__Instructions for the task__
Tally up the lines below that include the word "Sonseca". Answer with the number alone.

## start Input rows

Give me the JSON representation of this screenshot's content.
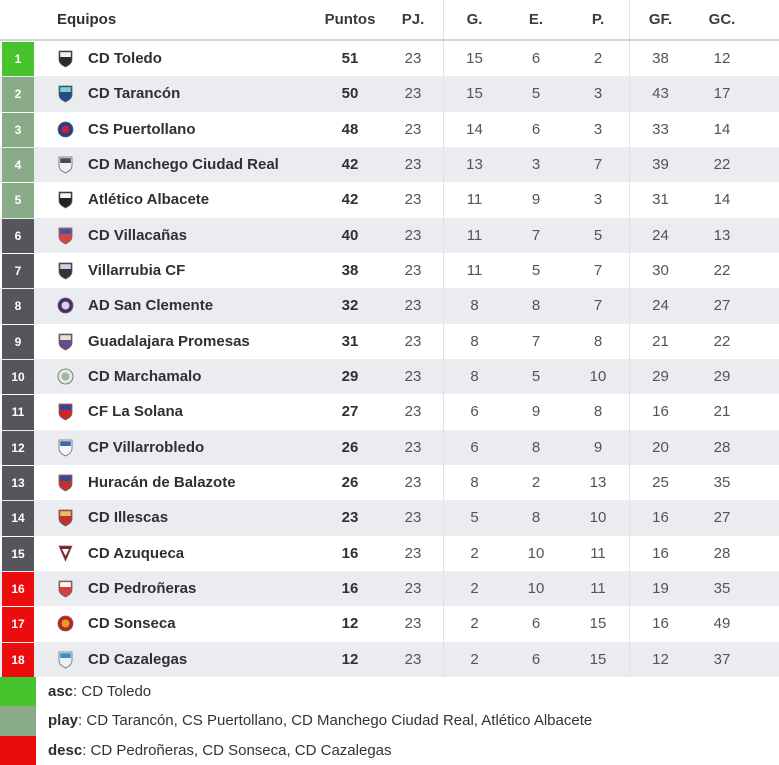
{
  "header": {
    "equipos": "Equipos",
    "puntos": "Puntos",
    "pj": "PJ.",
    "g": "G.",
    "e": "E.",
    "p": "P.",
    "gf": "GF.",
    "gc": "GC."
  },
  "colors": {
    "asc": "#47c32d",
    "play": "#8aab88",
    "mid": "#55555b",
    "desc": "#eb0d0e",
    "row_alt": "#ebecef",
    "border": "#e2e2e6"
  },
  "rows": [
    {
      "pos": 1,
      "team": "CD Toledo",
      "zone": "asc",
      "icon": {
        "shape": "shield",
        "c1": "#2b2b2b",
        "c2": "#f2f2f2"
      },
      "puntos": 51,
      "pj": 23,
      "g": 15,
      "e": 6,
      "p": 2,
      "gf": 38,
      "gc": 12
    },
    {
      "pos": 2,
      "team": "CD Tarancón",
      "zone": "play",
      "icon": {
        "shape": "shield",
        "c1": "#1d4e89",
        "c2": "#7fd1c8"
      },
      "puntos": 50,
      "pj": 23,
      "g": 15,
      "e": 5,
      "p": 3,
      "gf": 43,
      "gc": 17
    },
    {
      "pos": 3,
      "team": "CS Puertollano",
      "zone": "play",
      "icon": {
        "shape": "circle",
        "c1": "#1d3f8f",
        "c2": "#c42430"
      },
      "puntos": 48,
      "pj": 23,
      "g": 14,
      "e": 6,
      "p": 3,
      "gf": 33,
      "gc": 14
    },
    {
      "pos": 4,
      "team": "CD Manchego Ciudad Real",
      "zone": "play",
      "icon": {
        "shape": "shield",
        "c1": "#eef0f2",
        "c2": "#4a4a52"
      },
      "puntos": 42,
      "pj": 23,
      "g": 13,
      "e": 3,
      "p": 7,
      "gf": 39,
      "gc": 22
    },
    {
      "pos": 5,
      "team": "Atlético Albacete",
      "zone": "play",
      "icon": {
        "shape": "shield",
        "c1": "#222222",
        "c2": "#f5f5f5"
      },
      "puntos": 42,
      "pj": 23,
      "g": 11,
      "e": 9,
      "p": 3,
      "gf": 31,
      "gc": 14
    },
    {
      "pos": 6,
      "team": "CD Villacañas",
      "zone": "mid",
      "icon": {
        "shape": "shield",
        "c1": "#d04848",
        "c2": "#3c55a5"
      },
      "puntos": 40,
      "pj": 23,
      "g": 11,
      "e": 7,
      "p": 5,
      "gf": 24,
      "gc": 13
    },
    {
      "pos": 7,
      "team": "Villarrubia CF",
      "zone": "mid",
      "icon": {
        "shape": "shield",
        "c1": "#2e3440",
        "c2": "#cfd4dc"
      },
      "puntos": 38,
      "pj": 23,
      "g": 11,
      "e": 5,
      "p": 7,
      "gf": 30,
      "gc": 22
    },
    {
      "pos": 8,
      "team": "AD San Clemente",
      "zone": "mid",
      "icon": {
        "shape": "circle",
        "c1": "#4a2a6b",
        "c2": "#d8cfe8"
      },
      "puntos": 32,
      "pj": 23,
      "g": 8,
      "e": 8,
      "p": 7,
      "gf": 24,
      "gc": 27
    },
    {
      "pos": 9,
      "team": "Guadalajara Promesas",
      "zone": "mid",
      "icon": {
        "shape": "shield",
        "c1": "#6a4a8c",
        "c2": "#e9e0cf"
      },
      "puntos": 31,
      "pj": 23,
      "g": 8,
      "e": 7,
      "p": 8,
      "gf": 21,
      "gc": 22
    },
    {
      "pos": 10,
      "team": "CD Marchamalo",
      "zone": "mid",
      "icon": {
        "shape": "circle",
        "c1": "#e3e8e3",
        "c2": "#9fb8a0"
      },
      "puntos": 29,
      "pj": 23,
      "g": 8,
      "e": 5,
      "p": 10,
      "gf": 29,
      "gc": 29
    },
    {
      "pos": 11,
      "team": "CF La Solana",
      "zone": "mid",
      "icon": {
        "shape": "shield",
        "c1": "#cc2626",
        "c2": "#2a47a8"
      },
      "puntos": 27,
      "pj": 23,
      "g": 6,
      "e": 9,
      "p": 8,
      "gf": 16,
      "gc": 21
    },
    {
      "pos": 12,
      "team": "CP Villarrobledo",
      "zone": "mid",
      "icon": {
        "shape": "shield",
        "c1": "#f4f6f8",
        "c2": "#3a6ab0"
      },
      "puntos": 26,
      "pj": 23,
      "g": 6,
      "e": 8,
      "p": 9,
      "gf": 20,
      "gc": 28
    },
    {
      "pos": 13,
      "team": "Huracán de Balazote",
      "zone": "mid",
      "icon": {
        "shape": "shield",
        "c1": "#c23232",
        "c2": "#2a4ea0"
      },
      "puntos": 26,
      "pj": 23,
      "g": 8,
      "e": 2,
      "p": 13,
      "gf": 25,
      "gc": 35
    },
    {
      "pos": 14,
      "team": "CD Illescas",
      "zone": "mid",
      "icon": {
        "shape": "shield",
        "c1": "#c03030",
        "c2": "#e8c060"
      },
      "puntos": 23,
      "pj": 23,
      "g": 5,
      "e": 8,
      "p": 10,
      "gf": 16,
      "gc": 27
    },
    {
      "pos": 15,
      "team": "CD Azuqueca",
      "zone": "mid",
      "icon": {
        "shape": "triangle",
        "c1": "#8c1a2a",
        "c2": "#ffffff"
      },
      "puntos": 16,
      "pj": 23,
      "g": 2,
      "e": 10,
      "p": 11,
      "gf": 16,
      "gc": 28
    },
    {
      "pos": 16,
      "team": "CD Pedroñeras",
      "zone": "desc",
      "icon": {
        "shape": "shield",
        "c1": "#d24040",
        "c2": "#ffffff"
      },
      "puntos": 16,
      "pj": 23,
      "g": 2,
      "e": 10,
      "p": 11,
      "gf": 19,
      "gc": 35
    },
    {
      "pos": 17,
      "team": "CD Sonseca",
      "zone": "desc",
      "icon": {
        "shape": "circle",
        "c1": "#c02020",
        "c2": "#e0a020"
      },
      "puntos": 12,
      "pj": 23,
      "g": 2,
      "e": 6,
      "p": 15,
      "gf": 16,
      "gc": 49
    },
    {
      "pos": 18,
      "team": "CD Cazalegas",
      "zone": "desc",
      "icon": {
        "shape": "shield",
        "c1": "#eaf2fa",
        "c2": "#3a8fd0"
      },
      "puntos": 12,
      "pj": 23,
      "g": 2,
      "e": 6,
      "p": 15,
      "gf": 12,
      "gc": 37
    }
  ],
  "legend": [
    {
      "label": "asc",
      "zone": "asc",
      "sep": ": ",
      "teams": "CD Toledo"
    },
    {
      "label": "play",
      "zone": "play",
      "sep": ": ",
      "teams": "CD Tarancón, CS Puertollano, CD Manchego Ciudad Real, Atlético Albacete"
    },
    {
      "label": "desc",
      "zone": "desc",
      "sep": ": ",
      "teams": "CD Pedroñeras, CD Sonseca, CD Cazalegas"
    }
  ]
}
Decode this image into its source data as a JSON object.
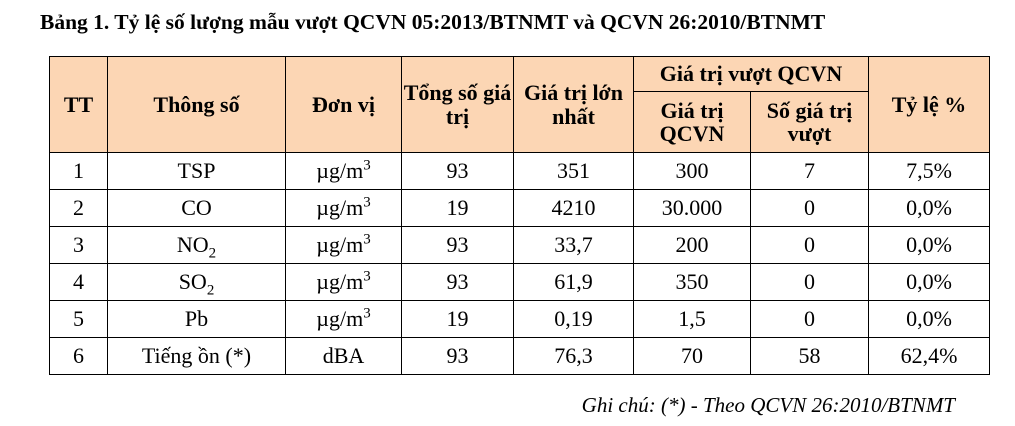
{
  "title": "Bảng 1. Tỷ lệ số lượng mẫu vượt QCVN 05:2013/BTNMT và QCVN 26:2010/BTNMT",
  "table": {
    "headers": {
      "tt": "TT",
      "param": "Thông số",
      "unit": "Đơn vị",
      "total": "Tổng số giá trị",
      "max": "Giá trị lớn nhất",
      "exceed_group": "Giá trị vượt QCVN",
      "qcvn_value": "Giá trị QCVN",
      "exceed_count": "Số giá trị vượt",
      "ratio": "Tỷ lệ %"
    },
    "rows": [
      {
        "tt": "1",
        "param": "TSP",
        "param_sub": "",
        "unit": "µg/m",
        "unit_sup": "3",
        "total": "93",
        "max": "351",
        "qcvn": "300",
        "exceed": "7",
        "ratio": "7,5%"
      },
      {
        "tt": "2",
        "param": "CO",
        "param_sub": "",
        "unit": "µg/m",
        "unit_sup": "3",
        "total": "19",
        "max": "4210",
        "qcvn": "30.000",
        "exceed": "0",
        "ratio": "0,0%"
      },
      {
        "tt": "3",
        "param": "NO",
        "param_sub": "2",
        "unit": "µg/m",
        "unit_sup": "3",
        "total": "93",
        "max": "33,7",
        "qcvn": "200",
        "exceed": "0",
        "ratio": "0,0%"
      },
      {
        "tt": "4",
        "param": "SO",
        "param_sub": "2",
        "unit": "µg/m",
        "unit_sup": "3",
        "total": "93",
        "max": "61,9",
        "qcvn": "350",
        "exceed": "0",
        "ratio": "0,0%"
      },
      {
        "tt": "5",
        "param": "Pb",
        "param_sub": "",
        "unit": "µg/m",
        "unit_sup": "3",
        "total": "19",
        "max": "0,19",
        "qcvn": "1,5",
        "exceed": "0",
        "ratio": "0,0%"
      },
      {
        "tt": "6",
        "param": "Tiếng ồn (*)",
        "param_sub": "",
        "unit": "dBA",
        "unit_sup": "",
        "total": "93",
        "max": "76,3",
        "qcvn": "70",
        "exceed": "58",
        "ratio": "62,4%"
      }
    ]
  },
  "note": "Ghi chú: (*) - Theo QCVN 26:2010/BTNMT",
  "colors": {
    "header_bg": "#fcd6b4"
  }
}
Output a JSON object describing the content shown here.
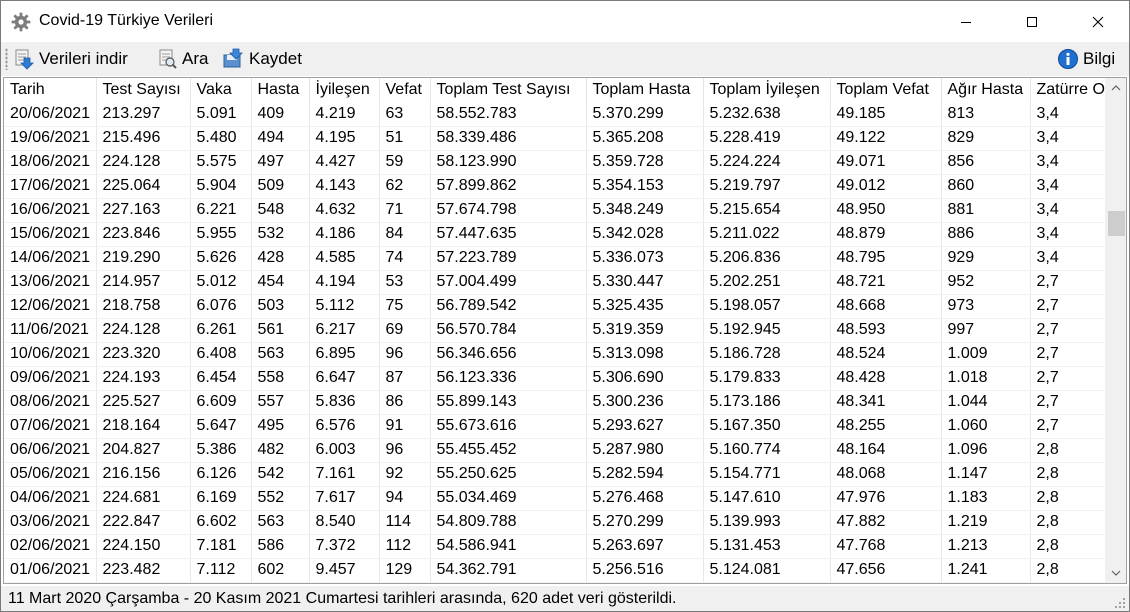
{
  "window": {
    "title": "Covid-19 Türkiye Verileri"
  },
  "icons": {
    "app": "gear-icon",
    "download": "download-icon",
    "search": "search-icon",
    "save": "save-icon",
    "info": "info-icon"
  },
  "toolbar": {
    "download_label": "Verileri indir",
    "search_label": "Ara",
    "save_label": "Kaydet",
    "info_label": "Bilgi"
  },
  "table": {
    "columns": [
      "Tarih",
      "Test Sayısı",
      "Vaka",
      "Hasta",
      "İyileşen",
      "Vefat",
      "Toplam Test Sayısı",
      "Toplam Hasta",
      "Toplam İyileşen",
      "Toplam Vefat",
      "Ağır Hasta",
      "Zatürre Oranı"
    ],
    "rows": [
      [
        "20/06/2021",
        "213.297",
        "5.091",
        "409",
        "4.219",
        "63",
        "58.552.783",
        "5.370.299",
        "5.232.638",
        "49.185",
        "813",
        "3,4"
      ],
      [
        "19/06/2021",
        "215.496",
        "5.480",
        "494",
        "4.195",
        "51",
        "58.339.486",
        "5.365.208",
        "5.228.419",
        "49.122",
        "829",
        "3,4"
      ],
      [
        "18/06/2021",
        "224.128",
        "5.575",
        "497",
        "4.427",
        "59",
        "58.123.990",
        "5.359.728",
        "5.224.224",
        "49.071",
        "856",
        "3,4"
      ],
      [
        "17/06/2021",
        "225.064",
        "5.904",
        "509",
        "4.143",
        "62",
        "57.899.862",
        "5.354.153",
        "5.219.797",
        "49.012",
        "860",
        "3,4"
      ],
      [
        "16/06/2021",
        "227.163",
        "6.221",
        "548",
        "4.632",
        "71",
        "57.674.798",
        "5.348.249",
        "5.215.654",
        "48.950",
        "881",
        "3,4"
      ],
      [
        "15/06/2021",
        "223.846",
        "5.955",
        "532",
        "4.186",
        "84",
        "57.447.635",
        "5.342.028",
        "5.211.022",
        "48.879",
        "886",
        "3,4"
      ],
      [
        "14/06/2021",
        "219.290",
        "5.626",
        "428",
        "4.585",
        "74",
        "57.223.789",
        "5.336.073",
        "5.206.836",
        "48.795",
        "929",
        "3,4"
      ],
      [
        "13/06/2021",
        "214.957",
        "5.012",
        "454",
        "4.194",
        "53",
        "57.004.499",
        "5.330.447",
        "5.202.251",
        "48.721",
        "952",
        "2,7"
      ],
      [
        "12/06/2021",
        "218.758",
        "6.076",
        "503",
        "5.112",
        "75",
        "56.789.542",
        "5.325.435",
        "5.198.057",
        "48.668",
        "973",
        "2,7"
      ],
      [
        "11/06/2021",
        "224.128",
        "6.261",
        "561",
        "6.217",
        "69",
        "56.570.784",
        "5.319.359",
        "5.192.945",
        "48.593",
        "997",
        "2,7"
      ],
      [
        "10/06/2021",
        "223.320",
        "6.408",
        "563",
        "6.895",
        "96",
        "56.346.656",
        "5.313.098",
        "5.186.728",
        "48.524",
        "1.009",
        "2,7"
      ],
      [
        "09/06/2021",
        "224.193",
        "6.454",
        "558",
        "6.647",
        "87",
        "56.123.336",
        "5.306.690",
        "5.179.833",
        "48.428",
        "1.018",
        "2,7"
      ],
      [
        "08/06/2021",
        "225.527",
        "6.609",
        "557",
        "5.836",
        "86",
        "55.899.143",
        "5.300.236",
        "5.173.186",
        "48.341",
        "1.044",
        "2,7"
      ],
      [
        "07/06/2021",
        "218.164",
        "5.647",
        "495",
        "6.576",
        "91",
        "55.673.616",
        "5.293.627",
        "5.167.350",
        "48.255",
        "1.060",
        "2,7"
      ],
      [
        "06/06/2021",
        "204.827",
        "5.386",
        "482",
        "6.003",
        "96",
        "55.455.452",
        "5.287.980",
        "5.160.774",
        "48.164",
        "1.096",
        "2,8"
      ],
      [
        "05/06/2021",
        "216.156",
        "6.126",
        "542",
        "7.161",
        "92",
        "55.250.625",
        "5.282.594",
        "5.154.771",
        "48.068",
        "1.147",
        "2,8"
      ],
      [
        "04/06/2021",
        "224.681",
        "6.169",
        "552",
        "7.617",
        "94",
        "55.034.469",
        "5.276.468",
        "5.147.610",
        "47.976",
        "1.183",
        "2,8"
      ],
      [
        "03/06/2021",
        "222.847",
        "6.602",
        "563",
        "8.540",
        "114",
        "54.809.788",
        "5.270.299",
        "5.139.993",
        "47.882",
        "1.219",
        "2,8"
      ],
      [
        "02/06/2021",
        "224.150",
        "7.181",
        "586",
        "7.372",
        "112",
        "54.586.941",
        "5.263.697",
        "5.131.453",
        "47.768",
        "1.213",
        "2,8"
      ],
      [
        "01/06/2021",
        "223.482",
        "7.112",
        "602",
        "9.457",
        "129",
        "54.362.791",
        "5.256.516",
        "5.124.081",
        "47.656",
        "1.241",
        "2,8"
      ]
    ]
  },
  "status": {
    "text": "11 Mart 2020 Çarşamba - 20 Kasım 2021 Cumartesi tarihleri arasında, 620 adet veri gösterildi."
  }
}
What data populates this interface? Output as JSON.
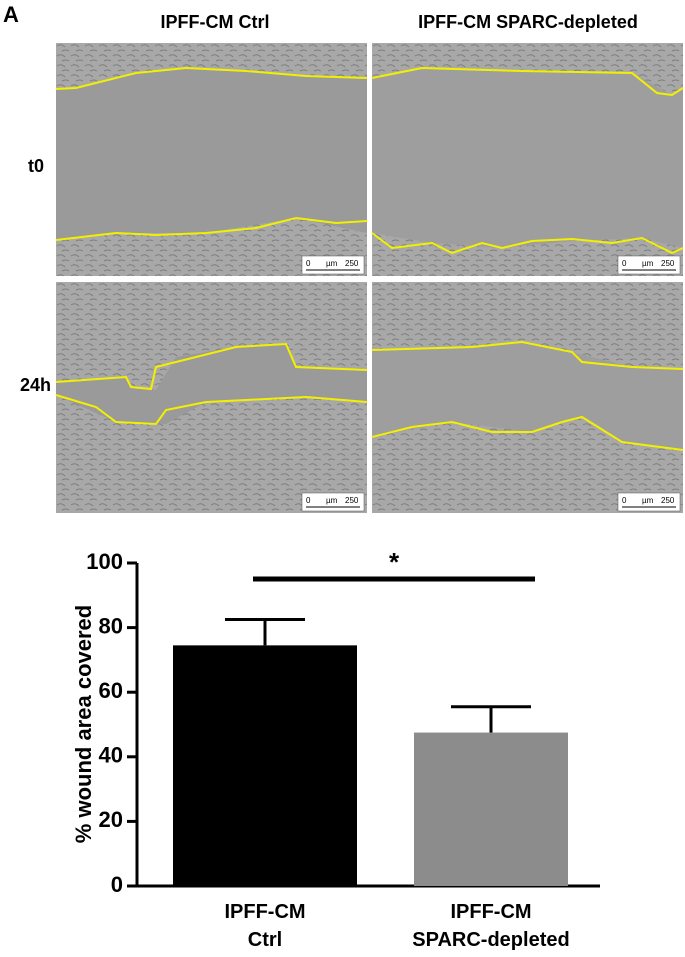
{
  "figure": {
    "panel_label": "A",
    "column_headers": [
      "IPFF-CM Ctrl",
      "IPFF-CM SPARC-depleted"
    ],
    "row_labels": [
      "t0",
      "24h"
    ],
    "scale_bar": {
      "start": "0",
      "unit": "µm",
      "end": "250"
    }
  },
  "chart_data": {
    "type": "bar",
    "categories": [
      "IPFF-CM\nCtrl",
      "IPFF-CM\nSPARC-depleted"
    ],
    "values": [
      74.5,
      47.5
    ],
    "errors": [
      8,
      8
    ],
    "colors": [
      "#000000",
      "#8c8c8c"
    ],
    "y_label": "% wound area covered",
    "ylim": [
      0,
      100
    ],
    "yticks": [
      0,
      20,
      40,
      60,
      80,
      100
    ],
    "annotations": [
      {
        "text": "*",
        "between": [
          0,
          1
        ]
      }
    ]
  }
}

## end Input rows

__Task response__
2